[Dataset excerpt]
BEGIN

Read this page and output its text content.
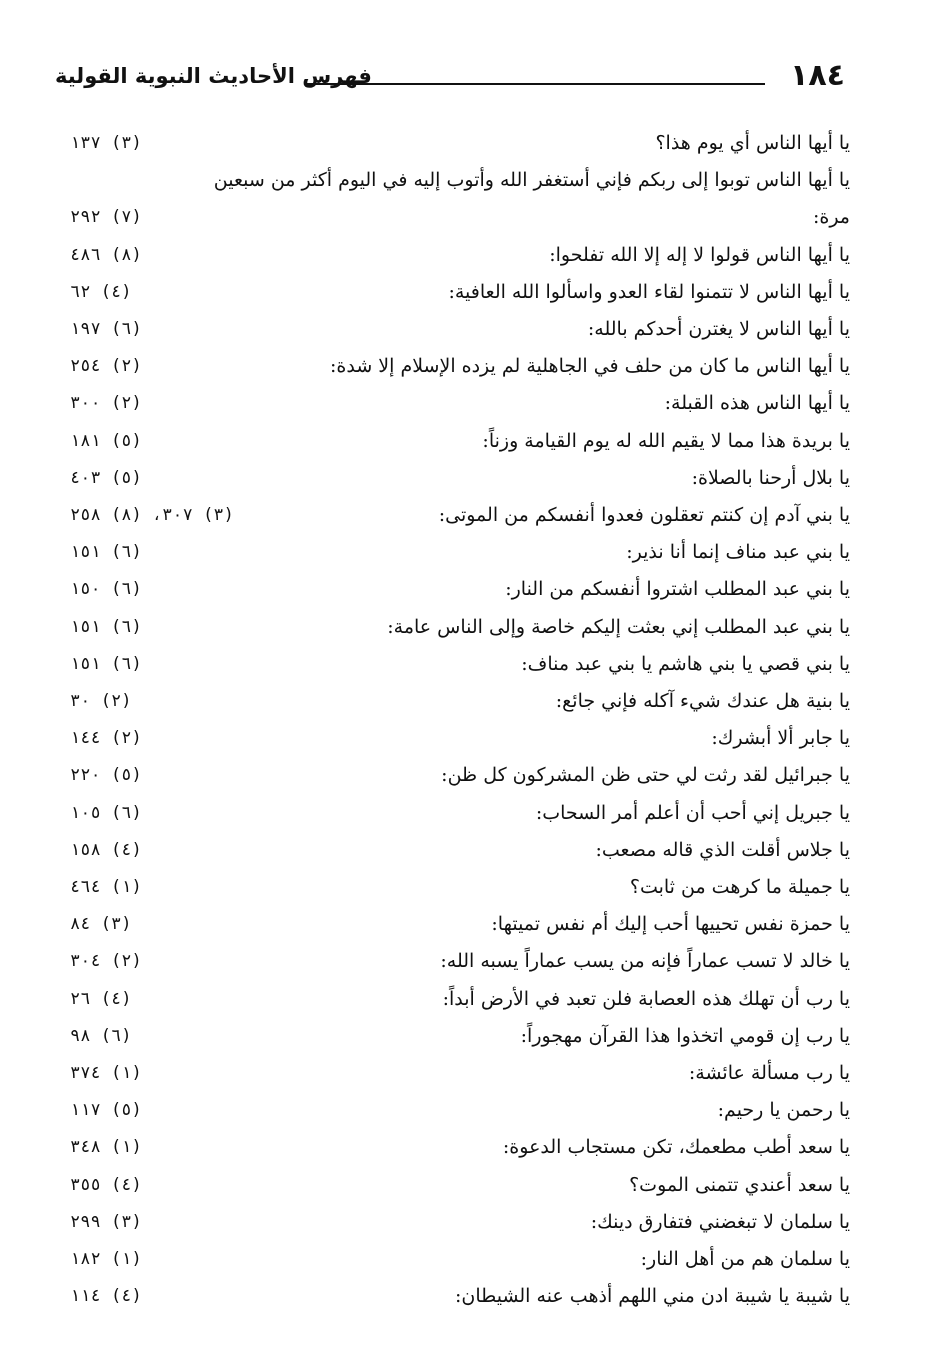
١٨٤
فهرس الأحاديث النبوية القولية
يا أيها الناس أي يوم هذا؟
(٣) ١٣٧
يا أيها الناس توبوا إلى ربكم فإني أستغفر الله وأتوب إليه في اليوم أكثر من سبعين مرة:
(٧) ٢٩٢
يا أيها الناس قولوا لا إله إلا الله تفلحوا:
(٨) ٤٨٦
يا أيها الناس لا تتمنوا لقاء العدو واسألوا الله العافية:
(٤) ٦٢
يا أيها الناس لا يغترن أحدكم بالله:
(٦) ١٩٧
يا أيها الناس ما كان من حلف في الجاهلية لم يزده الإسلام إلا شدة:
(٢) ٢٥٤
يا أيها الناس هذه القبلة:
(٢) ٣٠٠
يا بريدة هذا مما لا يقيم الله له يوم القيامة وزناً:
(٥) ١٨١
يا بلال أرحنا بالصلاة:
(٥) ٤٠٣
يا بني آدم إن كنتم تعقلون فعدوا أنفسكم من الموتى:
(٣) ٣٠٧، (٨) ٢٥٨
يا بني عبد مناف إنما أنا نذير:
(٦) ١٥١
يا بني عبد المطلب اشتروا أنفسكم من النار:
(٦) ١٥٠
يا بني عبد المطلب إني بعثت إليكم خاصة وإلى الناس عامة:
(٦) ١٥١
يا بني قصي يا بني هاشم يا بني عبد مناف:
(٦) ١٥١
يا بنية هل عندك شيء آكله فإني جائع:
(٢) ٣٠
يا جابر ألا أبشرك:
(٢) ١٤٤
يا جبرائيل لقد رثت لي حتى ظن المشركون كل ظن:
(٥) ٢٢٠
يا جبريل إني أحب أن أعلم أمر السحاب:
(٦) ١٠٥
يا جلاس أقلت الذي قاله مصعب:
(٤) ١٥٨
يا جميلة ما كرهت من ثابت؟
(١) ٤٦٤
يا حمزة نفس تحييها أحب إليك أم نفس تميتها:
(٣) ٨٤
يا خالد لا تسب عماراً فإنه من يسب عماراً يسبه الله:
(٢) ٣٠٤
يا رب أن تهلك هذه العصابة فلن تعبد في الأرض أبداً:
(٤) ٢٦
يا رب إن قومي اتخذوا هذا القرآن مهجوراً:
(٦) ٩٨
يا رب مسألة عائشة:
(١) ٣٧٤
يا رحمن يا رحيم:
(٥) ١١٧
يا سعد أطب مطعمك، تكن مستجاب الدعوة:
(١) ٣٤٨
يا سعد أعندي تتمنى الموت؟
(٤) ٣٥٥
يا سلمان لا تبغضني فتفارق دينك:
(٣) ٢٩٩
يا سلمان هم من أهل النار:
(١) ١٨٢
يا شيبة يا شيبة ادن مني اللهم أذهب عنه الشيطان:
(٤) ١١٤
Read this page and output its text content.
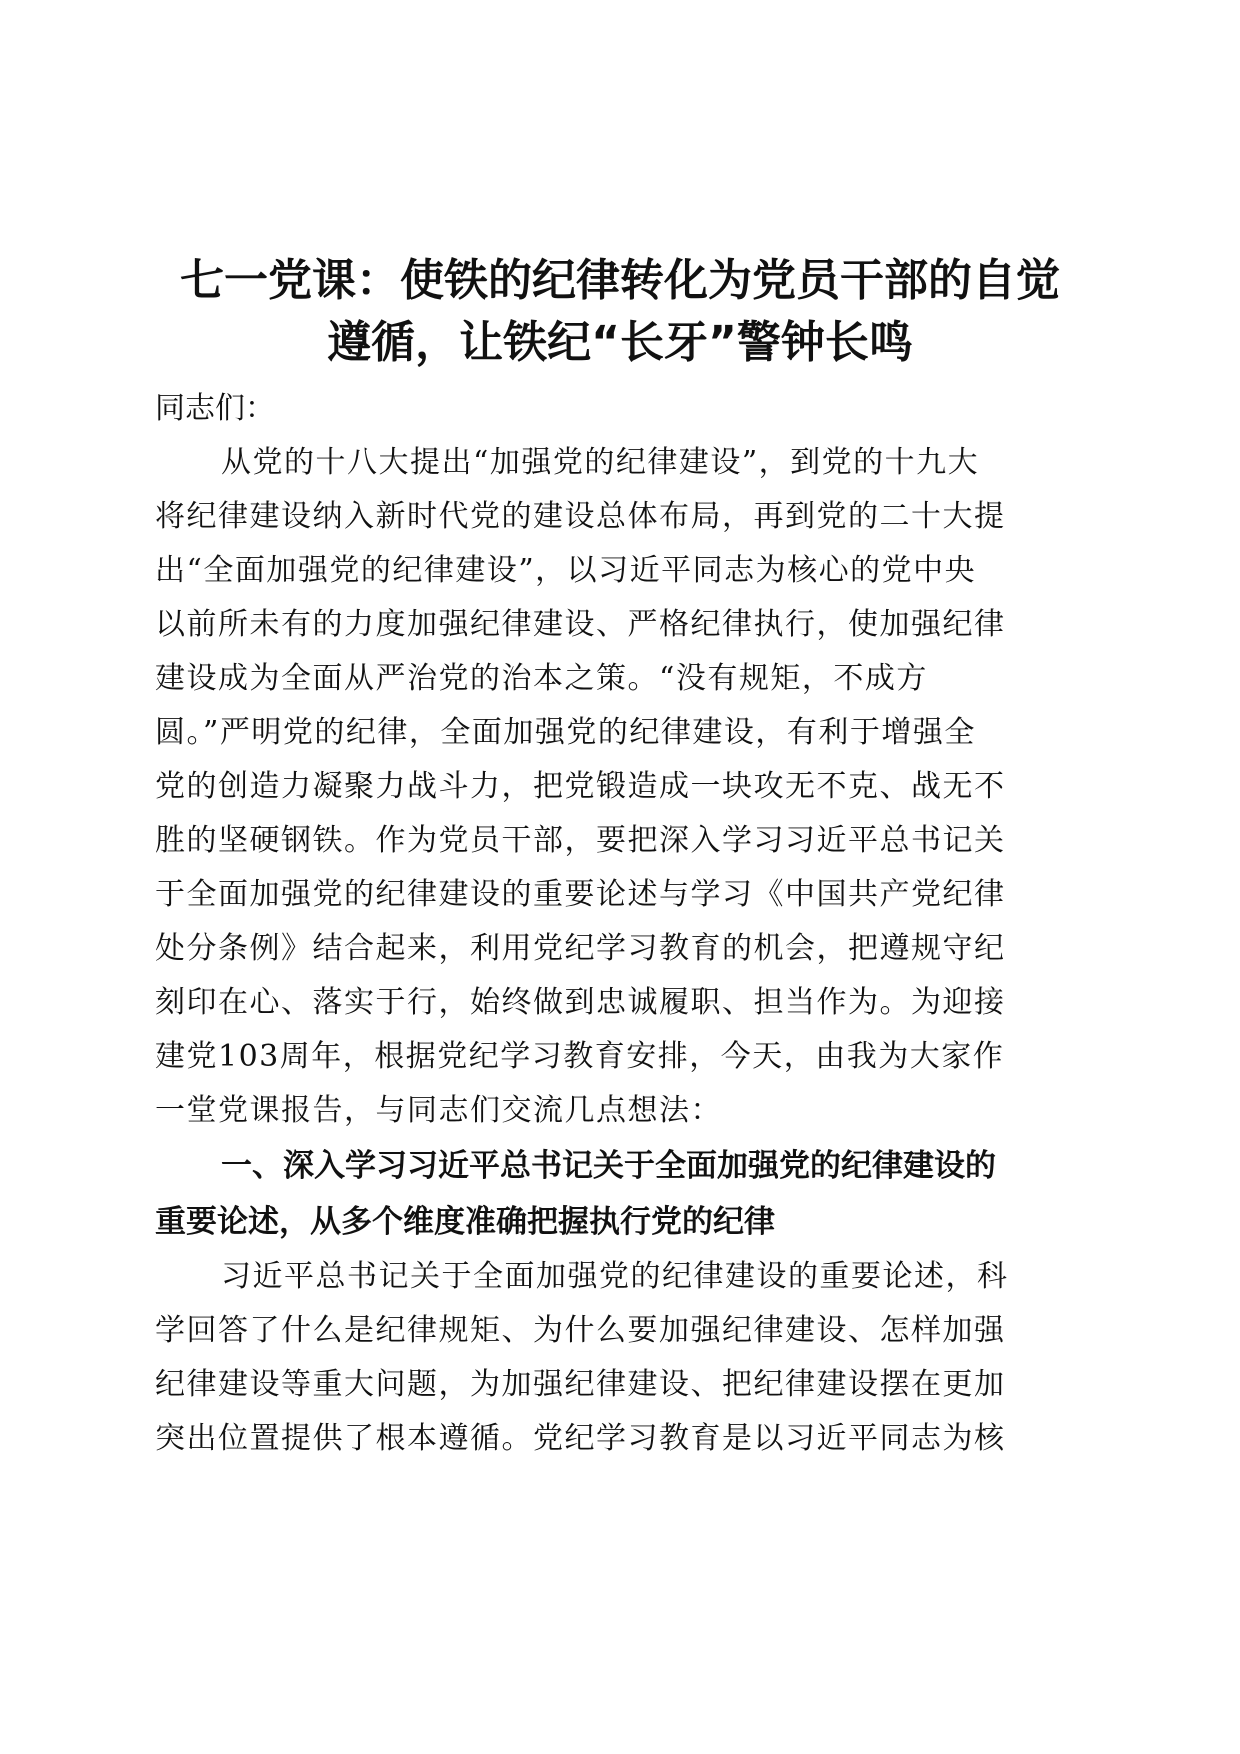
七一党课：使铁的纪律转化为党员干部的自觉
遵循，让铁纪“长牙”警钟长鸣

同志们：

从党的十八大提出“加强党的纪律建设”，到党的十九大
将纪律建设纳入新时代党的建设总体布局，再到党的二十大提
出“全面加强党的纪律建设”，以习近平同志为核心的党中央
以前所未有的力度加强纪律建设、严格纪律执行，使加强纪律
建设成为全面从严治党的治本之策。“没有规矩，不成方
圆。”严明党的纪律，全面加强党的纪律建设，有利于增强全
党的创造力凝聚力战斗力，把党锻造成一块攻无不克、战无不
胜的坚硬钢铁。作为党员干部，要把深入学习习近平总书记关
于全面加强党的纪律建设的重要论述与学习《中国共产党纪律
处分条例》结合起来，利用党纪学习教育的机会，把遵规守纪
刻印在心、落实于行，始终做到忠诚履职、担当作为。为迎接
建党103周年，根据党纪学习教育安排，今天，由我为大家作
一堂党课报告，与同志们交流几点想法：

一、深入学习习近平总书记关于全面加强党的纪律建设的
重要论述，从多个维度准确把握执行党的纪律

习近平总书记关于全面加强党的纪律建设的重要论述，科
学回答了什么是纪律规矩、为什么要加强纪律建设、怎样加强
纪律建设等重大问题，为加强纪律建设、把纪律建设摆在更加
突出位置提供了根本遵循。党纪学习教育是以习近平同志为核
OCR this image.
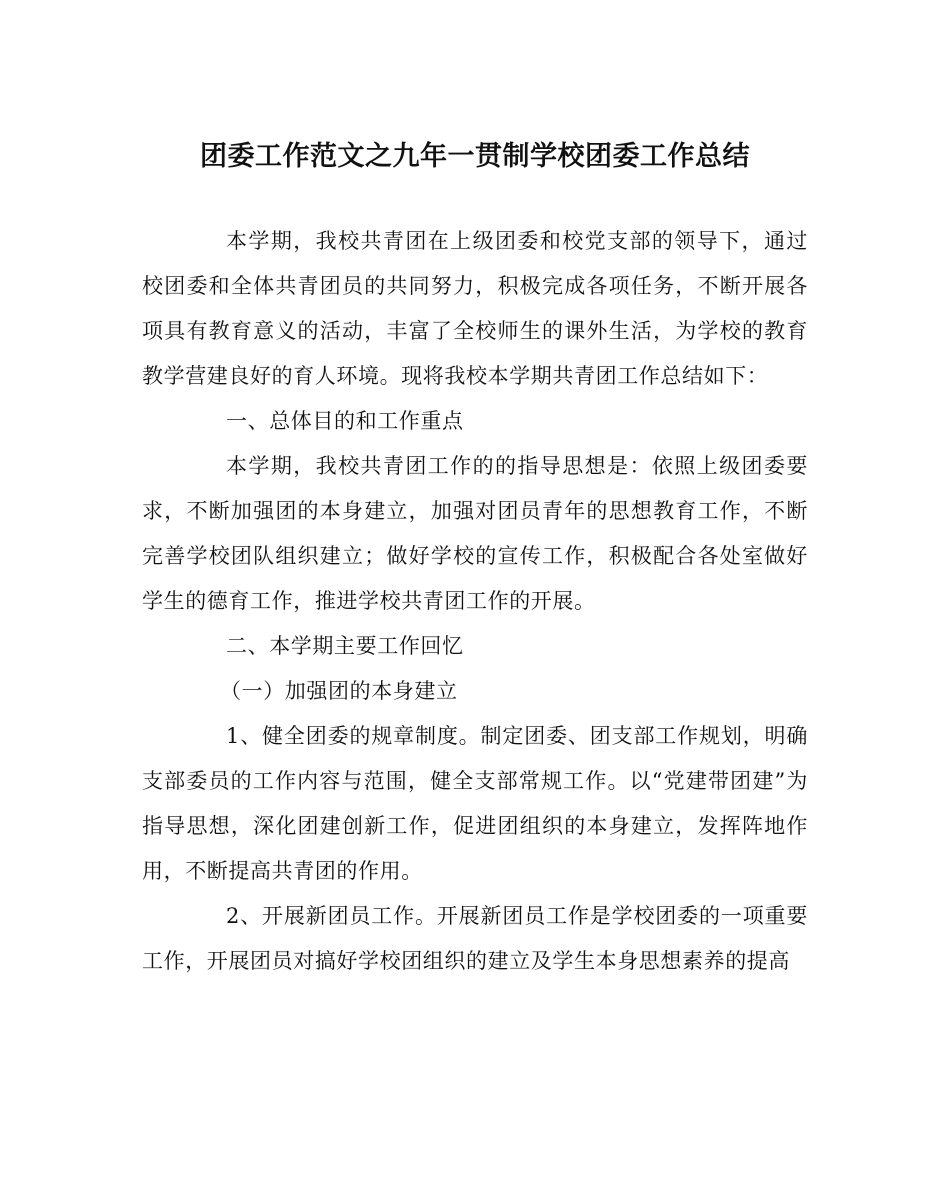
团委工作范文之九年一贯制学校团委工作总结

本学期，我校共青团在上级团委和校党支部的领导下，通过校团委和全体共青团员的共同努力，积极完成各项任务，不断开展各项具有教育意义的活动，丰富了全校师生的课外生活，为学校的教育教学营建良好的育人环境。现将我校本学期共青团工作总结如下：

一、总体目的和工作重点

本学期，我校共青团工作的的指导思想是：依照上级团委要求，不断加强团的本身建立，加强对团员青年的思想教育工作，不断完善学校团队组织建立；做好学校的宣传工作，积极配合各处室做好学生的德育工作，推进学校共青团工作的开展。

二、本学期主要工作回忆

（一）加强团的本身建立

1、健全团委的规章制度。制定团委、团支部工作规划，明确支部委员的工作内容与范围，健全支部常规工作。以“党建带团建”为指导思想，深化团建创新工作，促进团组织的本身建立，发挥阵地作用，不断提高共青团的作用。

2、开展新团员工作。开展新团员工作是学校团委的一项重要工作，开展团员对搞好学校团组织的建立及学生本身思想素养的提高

END

Given problem:
Restate the whole listing above exactly, except for its images.

Response:
Read this page and output its text content.
١٨٤
فهرس الأحاديث النبوية القولية
يا أيها الناس أي يوم هذا؟
(٣) ١٣٧
يا أيها الناس توبوا إلى ربكم فإني أستغفر الله وأتوب إليه في اليوم أكثر من سبعين مرة:
(٧) ٢٩٢
يا أيها الناس قولوا لا إله إلا الله تفلحوا:
(٨) ٤٨٦
يا أيها الناس لا تتمنوا لقاء العدو واسألوا الله العافية:
(٤) ٦٢
يا أيها الناس لا يغترن أحدكم بالله:
(٦) ١٩٧
يا أيها الناس ما كان من حلف في الجاهلية لم يزده الإسلام إلا شدة:
(٢) ٢٥٤
يا أيها الناس هذه القبلة:
(٢) ٣٠٠
يا بريدة هذا مما لا يقيم الله له يوم القيامة وزناً:
(٥) ١٨١
يا بلال أرحنا بالصلاة:
(٥) ٤٠٣
يا بني آدم إن كنتم تعقلون فعدوا أنفسكم من الموتى:
(٣) ٣٠٧، (٨) ٢٥٨
يا بني عبد مناف إنما أنا نذير:
(٦) ١٥١
يا بني عبد المطلب اشتروا أنفسكم من النار:
(٦) ١٥٠
يا بني عبد المطلب إني بعثت إليكم خاصة وإلى الناس عامة:
(٦) ١٥١
يا بني قصي يا بني هاشم يا بني عبد مناف:
(٦) ١٥١
يا بنية هل عندك شيء آكله فإني جائع:
(٢) ٣٠
يا جابر ألا أبشرك:
(٢) ١٤٤
يا جبرائيل لقد رثت لي حتى ظن المشركون كل ظن:
(٥) ٢٢٠
يا جبريل إني أحب أن أعلم أمر السحاب:
(٦) ١٠٥
يا جلاس أقلت الذي قاله مصعب:
(٤) ١٥٨
يا جميلة ما كرهت من ثابت؟
(١) ٤٦٤
يا حمزة نفس تحييها أحب إليك أم نفس تميتها:
(٣) ٨٤
يا خالد لا تسب عماراً فإنه من يسب عماراً يسبه الله:
(٢) ٣٠٤
يا رب أن تهلك هذه العصابة فلن تعبد في الأرض أبداً:
(٤) ٢٦
يا رب إن قومي اتخذوا هذا القرآن مهجوراً:
(٦) ٩٨
يا رب مسألة عائشة:
(١) ٣٧٤
يا رحمن يا رحيم:
(٥) ١١٧
يا سعد أطب مطعمك، تكن مستجاب الدعوة:
(١) ٣٤٨
يا سعد أعندي تتمنى الموت؟
(٤) ٣٥٥
يا سلمان لا تبغضني فتفارق دينك:
(٣) ٢٩٩
يا سلمان هم من أهل النار:
(١) ١٨٢
يا شيبة يا شيبة ادن مني اللهم أذهب عنه الشيطان:
(٤) ١١٤
Read this page and output its text content.
七一党课：使铁的纪律转化为党员干部的自觉
遵循，让铁纪“长牙”警钟长鸣

同志们：

从党的十八大提出“加强党的纪律建设”，到党的十九大
将纪律建设纳入新时代党的建设总体布局，再到党的二十大提
出“全面加强党的纪律建设”，以习近平同志为核心的党中央
以前所未有的力度加强纪律建设、严格纪律执行，使加强纪律
建设成为全面从严治党的治本之策。“没有规矩，不成方
圆。”严明党的纪律，全面加强党的纪律建设，有利于增强全
党的创造力凝聚力战斗力，把党锻造成一块攻无不克、战无不
胜的坚硬钢铁。作为党员干部，要把深入学习习近平总书记关
于全面加强党的纪律建设的重要论述与学习《中国共产党纪律
处分条例》结合起来，利用党纪学习教育的机会，把遵规守纪
刻印在心、落实于行，始终做到忠诚履职、担当作为。为迎接
建党103周年，根据党纪学习教育安排，今天，由我为大家作
一堂党课报告，与同志们交流几点想法：

一、深入学习习近平总书记关于全面加强党的纪律建设的
重要论述，从多个维度准确把握执行党的纪律

习近平总书记关于全面加强党的纪律建设的重要论述，科
学回答了什么是纪律规矩、为什么要加强纪律建设、怎样加强
纪律建设等重大问题，为加强纪律建设、把纪律建设摆在更加
突出位置提供了根本遵循。党纪学习教育是以习近平同志为核
OCR this image.
团委工作范文之九年一贯制学校团委工作总结

本学期，我校共青团在上级团委和校党支部的领导下，通过校团委和全体共青团员的共同努力，积极完成各项任务，不断开展各项具有教育意义的活动，丰富了全校师生的课外生活，为学校的教育教学营建良好的育人环境。现将我校本学期共青团工作总结如下：

一、总体目的和工作重点

本学期，我校共青团工作的的指导思想是：依照上级团委要求，不断加强团的本身建立，加强对团员青年的思想教育工作，不断完善学校团队组织建立；做好学校的宣传工作，积极配合各处室做好学生的德育工作，推进学校共青团工作的开展。

二、本学期主要工作回忆

（一）加强团的本身建立

1、健全团委的规章制度。制定团委、团支部工作规划，明确支部委员的工作内容与范围，健全支部常规工作。以“党建带团建”为指导思想，深化团建创新工作，促进团组织的本身建立，发挥阵地作用，不断提高共青团的作用。

2、开展新团员工作。开展新团员工作是学校团委的一项重要工作，开展团员对搞好学校团组织的建立及学生本身思想素养的提高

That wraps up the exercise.